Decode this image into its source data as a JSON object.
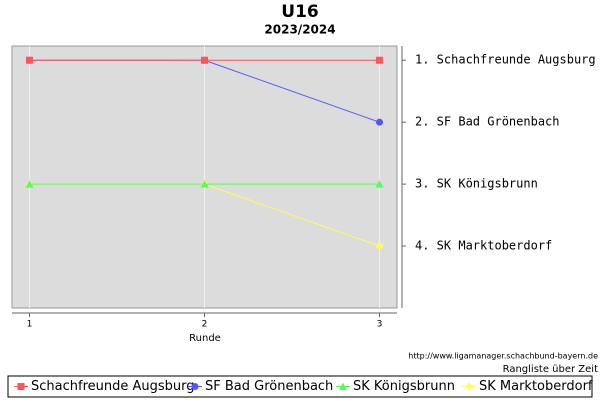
{
  "chart_data": {
    "type": "line",
    "title": "U16",
    "subtitle": "2023/2024",
    "x_label": "Runde",
    "source": "http://www.ligamanager.schachbund-bayern.de",
    "caption": "Rangliste über Zeit",
    "x": [
      1,
      2,
      3
    ],
    "xlim": [
      0.9,
      3.1
    ],
    "xticks": [
      1,
      2,
      3
    ],
    "ylim": [
      5,
      0.77
    ],
    "yticks": [
      {
        "value": 1,
        "label": "1. Schachfreunde Augsburg"
      },
      {
        "value": 2,
        "label": "2. SF Bad Grönenbach"
      },
      {
        "value": 3,
        "label": "3. SK Königsbrunn"
      },
      {
        "value": 4,
        "label": "4. SK Marktoberdorf"
      }
    ],
    "series": [
      {
        "name": "Schachfreunde Augsburg",
        "color": "#ff5555",
        "marker": "square",
        "values": [
          1,
          1,
          1
        ]
      },
      {
        "name": "SF Bad Grönenbach",
        "color": "#5555ff",
        "marker": "circle",
        "values": [
          1,
          1,
          2
        ]
      },
      {
        "name": "SK Königsbrunn",
        "color": "#55ff55",
        "marker": "triangle",
        "values": [
          3,
          3,
          3
        ]
      },
      {
        "name": "SK Marktoberdorf",
        "color": "#ffff55",
        "marker": "diamond",
        "values": [
          3,
          3,
          4
        ]
      }
    ],
    "grid": true,
    "legend": "bottom"
  }
}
==*==
■ **Exercise goal**: Every entry must be transcribed exactly. Pictures do not belong in the copy.

■ **Exercise output**:
Decode this image into its source data as a JSON object.
{
  "chart_data": {
    "type": "line",
    "title": "U16",
    "subtitle": "2023/2024",
    "x_label": "Runde",
    "source": "http://www.ligamanager.schachbund-bayern.de",
    "caption": "Rangliste über Zeit",
    "x": [
      1,
      2,
      3
    ],
    "xlim": [
      0.9,
      3.1
    ],
    "xticks": [
      1,
      2,
      3
    ],
    "ylim": [
      5,
      0.77
    ],
    "yticks": [
      {
        "value": 1,
        "label": "1. Schachfreunde Augsburg"
      },
      {
        "value": 2,
        "label": "2. SF Bad Grönenbach"
      },
      {
        "value": 3,
        "label": "3. SK Königsbrunn"
      },
      {
        "value": 4,
        "label": "4. SK Marktoberdorf"
      }
    ],
    "series": [
      {
        "name": "Schachfreunde Augsburg",
        "color": "#ff5555",
        "marker": "square",
        "values": [
          1,
          1,
          1
        ]
      },
      {
        "name": "SF Bad Grönenbach",
        "color": "#5555ff",
        "marker": "circle",
        "values": [
          1,
          1,
          2
        ]
      },
      {
        "name": "SK Königsbrunn",
        "color": "#55ff55",
        "marker": "triangle",
        "values": [
          3,
          3,
          3
        ]
      },
      {
        "name": "SK Marktoberdorf",
        "color": "#ffff55",
        "marker": "diamond",
        "values": [
          3,
          3,
          4
        ]
      }
    ],
    "grid": true,
    "legend": "bottom"
  }
}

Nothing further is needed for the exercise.